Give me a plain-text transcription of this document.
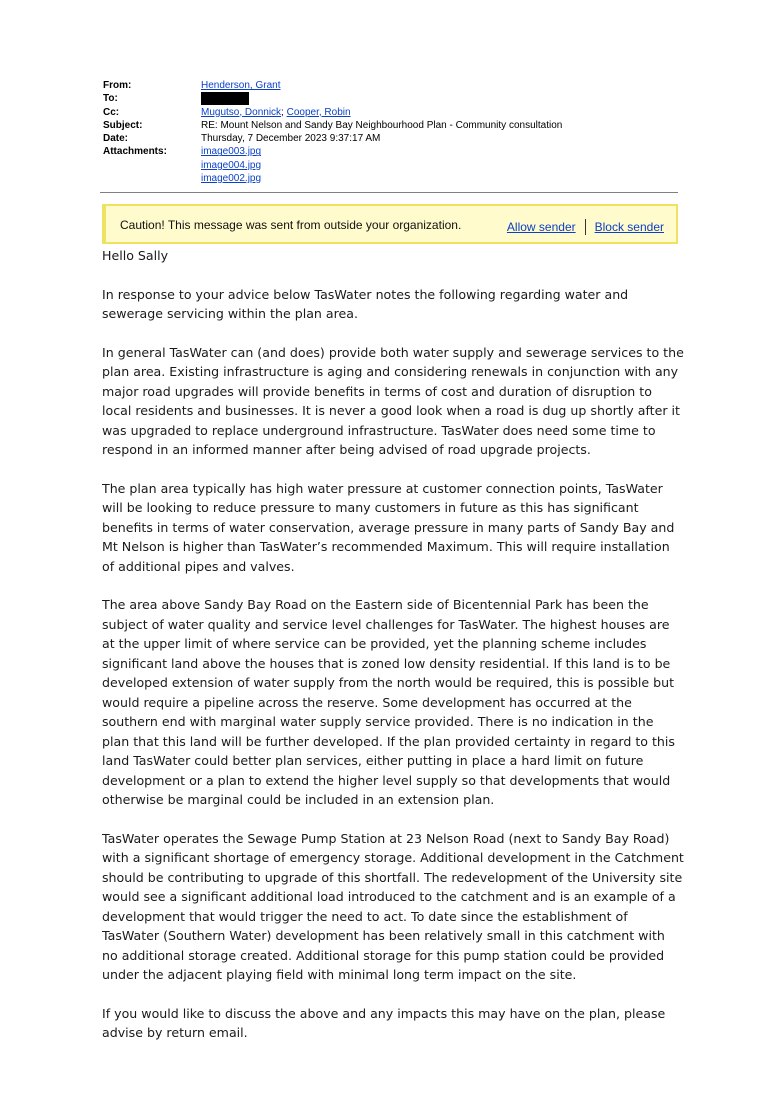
From:	Henderson, Grant
To:
Cc:	Mugutso, Donnick; Cooper, Robin
Subject:	RE: Mount Nelson and Sandy Bay Neighbourhood Plan - Community consultation
Date:	Thursday, 7 December 2023 9:37:17 AM
Attachments:	image003.jpg
image004.jpg
image002.jpg
Caution! This message was sent from outside your organization.	Allow sender Block sender

Hello Sally

In response to your advice below TasWater notes the following regarding water and sewerage servicing within the plan area.

In general TasWater can (and does) provide both water supply and sewerage services to the plan area. Existing infrastructure is aging and considering renewals in conjunction with any major road upgrades will provide benefits in terms of cost and duration of disruption to local residents and businesses. It is never a good look when a road is dug up shortly after it was upgraded to replace underground infrastructure. TasWater does need some time to respond in an informed manner after being advised of road upgrade projects.

The plan area typically has high water pressure at customer connection points, TasWater will be looking to reduce pressure to many customers in future as this has significant benefits in terms of water conservation, average pressure in many parts of Sandy Bay and Mt Nelson is higher than TasWater’s recommended Maximum. This will require installation of additional pipes and valves.

The area above Sandy Bay Road on the Eastern side of Bicentennial Park has been the subject of water quality and service level challenges for TasWater. The highest houses are at the upper limit of where service can be provided, yet the planning scheme includes significant land above the houses that is zoned low density residential. If this land is to be developed extension of water supply from the north would be required, this is possible but would require a pipeline across the reserve. Some development has occurred at the southern end with marginal water supply service provided. There is no indication in the plan that this land will be further developed. If the plan provided certainty in regard to this land TasWater could better plan services, either putting in place a hard limit on future development or a plan to extend the higher level supply so that developments that would otherwise be marginal could be included in an extension plan.

TasWater operates the Sewage Pump Station at 23 Nelson Road (next to Sandy Bay Road) with a significant shortage of emergency storage. Additional development in the Catchment should be contributing to upgrade of this shortfall. The redevelopment of the University site would see a significant additional load introduced to the catchment and is an example of a development that would trigger the need to act. To date since the establishment of TasWater (Southern Water) development has been relatively small in this catchment with no additional storage created. Additional storage for this pump station could be provided under the adjacent playing field with minimal long term impact on the site.

If you would like to discuss the above and any impacts this may have on the plan, please advise by return email.
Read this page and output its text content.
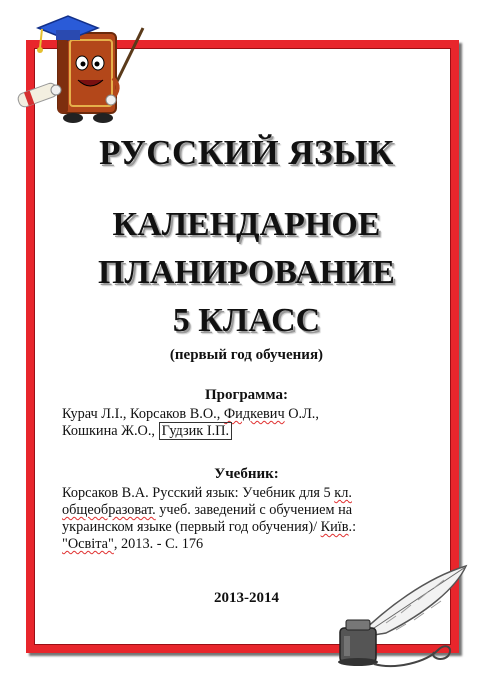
РУССКИЙ ЯЗЫК
КАЛЕНДАРНОЕ
ПЛАНИРОВАНИЕ
5 КЛАСС
(первый год обучения)
Программа:
Курач Л.І., Корсаков В.О., Фидкевич О.Л.,
Кошкина Ж.О., Гудзик І.П.
Учебник:
Корсаков В.А. Русский язык: Учебник для 5 кл.
общеобразоват. учеб. заведений с обучением на
украинском языке (первый год обучения)/ Київ.:
"Освіта", 2013. - С. 176
2013-2014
◆ ◆ ◆ ◆ ◆ ◆ ◆
[TASK INSTRUCTIONS]: Transcribe the whole listing exactly. Pictures are excluded.

[EXERCISE RESPONSE]:
Give me a plain-text transcription of this document.
From:	Henderson, Grant
To:
Cc:	Mugutso, Donnick; Cooper, Robin
Subject:	RE: Mount Nelson and Sandy Bay Neighbourhood Plan - Community consultation
Date:	Thursday, 7 December 2023 9:37:17 AM
Attachments:	image003.jpg
image004.jpg
image002.jpg
Caution! This message was sent from outside your organization.	Allow sender Block sender

Hello Sally

In response to your advice below TasWater notes the following regarding water and sewerage servicing within the plan area.

In general TasWater can (and does) provide both water supply and sewerage services to the plan area. Existing infrastructure is aging and considering renewals in conjunction with any major road upgrades will provide benefits in terms of cost and duration of disruption to local residents and businesses. It is never a good look when a road is dug up shortly after it was upgraded to replace underground infrastructure. TasWater does need some time to respond in an informed manner after being advised of road upgrade projects.

The plan area typically has high water pressure at customer connection points, TasWater will be looking to reduce pressure to many customers in future as this has significant benefits in terms of water conservation, average pressure in many parts of Sandy Bay and Mt Nelson is higher than TasWater’s recommended Maximum. This will require installation of additional pipes and valves.

The area above Sandy Bay Road on the Eastern side of Bicentennial Park has been the subject of water quality and service level challenges for TasWater. The highest houses are at the upper limit of where service can be provided, yet the planning scheme includes significant land above the houses that is zoned low density residential. If this land is to be developed extension of water supply from the north would be required, this is possible but would require a pipeline across the reserve. Some development has occurred at the southern end with marginal water supply service provided. There is no indication in the plan that this land will be further developed. If the plan provided certainty in regard to this land TasWater could better plan services, either putting in place a hard limit on future development or a plan to extend the higher level supply so that developments that would otherwise be marginal could be included in an extension plan.

TasWater operates the Sewage Pump Station at 23 Nelson Road (next to Sandy Bay Road) with a significant shortage of emergency storage. Additional development in the Catchment should be contributing to upgrade of this shortfall. The redevelopment of the University site would see a significant additional load introduced to the catchment and is an example of a development that would trigger the need to act. To date since the establishment of TasWater (Southern Water) development has been relatively small in this catchment with no additional storage created. Additional storage for this pump station could be provided under the adjacent playing field with minimal long term impact on the site.

If you would like to discuss the above and any impacts this may have on the plan, please advise by return email.
Read this page and output its text content.
РУССКИЙ ЯЗЫК
КАЛЕНДАРНОЕ
ПЛАНИРОВАНИЕ
5 КЛАСС
(первый год обучения)
Программа:
Курач Л.І., Корсаков В.О., Фидкевич О.Л.,
Кошкина Ж.О., Гудзик І.П.
Учебник:
Корсаков В.А. Русский язык: Учебник для 5 кл.
общеобразоват. учеб. заведений с обучением на
украинском языке (первый год обучения)/ Київ.:
"Освіта", 2013. - С. 176
2013-2014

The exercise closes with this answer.